Return everything in the passage about the Nissan SE-R from "I think that" down to "Kondo be damned.", copied word for word.

- _Quoted text_
....

I didn’t get the pass that Bob was afforded.
Ultimately, I put about 180K miles on this car, many of them memorable and nearly all of them a tremendous amount of fun.
As the above picture indicates, it was rust that started to get me out of the Nissan. The rust was mostly surface stuff, but my experience with previous cars told me that this was the beginning of something that I would have to deal with sooner than later…likely sooner. In the files is an estimate from a “budget” body shop for repairing the surface rust and repainting parts of the car. That was over $1100, and I questioned the practicality of doing that on an eight year old car with that many miles. Plus, I was having intermittent ABS issues and the common “5th gear pop out” common to these cars. All in all, it added up to selling the SE-R and moving on. Plus, in 2001 I had my eye on a new, even more fun, car that existed in a similar vein to the SE-R. I advertised it on an SE-R forum, and quickly sold it for $1200. The new owner came down from VT with a stack of 20s and a flatbed…and I moved on.
But back to the daily driver thing. What the Nissan offered in the SE-R was eminent practicality equally matched by an entirely impractical amount of fun. A car that can schlep you to northern Maine for business one week, and then run laps at New England Motor Speedway the next is hard to beat so far as something you want to be behind the wheel of every day. It even did a passable job carrying a dog.
And yet at the same time, a true daily driver has to be just that, dependable enough to hit the road every single day, 365 days a year; here in New England, that encompasses a lot of different conditions (the SE-R was terrific in the snow with dedicated snow tires). Once that stops being the case, I have a hard time maintaining the enthusiasm for continuing to encourage the car about its daily duties. The SE-R was a low-cost car that could offer entertainment and function and yet once it got sufficiently long in the tooth – for me and most cars, that comes around the 200K mark — it was almost too inexpensive to warrant preservation. When was the last time you saw one of these on the road? I’ve seen more 70’s Bavarias than 1991-1993 SE-Rs. Both are prone to rusting away, both were equally fun in their own ways to drive. But no one saved the Sentras.
I think that may indicate one final quality of a true daily driver. They’re intended to be consumed. I pretty much used up the SE-R doing with it what it was designed to do. That’s a different fate than some cars earn, but quite a good one nonetheless.
Automobile Magazine scans are from my 10+ year collection of those, which thanks to this article, I may have finally found a use for. Marie Kondo be damned.

....

- _Data extracted from a collection_
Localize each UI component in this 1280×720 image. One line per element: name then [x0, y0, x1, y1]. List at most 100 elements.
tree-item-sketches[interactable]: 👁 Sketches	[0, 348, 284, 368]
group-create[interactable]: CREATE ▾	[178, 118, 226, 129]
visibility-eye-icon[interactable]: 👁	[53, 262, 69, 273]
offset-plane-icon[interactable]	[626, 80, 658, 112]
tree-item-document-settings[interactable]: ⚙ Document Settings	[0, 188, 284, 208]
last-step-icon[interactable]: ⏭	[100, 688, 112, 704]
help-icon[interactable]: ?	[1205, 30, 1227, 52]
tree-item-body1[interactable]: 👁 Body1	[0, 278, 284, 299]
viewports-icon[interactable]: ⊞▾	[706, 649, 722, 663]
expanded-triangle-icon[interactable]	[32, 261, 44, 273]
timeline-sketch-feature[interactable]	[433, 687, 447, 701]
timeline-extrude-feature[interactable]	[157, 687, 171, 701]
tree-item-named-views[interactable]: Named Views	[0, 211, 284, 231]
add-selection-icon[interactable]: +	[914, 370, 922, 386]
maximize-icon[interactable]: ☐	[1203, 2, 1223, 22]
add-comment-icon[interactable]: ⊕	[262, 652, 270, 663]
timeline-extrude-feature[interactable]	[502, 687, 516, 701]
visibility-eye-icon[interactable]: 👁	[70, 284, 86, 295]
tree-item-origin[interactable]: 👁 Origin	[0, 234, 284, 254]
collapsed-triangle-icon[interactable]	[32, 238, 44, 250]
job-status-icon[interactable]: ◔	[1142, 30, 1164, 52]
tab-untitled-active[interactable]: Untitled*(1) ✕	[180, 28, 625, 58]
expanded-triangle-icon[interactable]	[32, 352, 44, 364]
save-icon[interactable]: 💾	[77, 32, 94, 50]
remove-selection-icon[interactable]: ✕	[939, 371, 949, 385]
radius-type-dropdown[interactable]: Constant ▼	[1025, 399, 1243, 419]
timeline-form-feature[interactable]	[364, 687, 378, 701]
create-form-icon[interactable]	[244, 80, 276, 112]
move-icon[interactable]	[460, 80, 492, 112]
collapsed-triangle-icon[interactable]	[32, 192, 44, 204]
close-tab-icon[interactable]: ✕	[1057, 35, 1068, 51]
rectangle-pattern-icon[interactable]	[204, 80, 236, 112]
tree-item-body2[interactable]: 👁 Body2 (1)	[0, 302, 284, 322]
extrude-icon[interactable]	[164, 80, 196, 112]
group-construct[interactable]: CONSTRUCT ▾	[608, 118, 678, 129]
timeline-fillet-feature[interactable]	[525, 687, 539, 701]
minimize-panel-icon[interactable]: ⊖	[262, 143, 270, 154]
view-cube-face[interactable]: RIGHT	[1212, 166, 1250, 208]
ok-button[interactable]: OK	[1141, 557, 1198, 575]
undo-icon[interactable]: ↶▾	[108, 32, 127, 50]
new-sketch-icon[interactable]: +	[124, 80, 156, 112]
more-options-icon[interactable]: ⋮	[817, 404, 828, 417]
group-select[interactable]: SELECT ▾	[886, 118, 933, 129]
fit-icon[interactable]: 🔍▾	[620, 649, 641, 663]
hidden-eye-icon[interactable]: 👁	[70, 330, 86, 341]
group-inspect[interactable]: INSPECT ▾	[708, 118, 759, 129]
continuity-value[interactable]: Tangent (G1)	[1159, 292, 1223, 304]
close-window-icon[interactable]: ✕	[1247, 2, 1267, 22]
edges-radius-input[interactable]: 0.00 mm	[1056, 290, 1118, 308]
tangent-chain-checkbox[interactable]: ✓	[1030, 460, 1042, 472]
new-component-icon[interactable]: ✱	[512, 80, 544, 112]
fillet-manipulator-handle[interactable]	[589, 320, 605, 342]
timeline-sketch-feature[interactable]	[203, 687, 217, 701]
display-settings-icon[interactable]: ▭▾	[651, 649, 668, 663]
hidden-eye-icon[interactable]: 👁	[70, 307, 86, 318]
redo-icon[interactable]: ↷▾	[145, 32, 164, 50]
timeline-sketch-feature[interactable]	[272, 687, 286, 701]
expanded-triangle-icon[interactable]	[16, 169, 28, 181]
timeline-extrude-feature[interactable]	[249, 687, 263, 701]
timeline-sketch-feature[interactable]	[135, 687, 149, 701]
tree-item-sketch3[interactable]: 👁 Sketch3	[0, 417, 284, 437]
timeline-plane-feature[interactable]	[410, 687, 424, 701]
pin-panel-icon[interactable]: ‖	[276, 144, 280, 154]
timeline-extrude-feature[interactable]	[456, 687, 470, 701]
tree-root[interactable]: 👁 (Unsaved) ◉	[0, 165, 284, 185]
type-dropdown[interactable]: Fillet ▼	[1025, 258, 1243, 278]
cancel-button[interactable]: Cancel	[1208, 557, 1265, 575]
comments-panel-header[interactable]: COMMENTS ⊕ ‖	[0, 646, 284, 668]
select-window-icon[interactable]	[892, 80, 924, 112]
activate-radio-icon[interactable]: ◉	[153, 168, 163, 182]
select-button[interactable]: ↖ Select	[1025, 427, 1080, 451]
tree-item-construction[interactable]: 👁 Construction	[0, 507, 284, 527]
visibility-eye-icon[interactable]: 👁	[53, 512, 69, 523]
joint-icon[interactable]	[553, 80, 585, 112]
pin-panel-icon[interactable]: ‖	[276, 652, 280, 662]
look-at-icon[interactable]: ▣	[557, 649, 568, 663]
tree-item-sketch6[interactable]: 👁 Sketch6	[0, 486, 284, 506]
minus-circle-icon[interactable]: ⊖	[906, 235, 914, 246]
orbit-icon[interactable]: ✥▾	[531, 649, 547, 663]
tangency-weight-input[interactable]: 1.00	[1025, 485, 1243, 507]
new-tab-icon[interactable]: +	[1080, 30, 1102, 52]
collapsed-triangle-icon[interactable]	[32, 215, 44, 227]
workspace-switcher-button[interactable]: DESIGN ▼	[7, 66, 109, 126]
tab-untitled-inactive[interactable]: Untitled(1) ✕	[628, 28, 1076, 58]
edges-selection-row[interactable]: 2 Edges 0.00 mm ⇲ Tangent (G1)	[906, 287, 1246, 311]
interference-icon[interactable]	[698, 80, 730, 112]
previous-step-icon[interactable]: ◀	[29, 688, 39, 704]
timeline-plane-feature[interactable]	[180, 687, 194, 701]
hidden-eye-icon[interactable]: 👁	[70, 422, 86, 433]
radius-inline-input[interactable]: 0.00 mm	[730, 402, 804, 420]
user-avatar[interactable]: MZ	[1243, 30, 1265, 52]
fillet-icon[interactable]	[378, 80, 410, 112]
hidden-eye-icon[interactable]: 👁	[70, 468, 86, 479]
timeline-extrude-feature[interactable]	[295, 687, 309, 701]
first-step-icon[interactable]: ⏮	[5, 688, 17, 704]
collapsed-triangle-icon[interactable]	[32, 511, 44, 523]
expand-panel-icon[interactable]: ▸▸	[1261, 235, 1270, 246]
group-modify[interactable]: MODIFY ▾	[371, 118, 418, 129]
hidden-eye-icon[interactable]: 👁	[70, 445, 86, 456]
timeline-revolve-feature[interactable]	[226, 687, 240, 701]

....

- _Answer to this problem_
I think that may indicate one final quality of a true daily driver. They’re intended to be consumed. I pretty much used up the SE-R doing with it what it was designed to do. That’s a different fate than some cars earn, but quite a good one nonetheless.
Automobile Magazine scans are from my 10+ year collection of those, which thanks to this article, I may have finally found a use for. Marie Kondo be damned.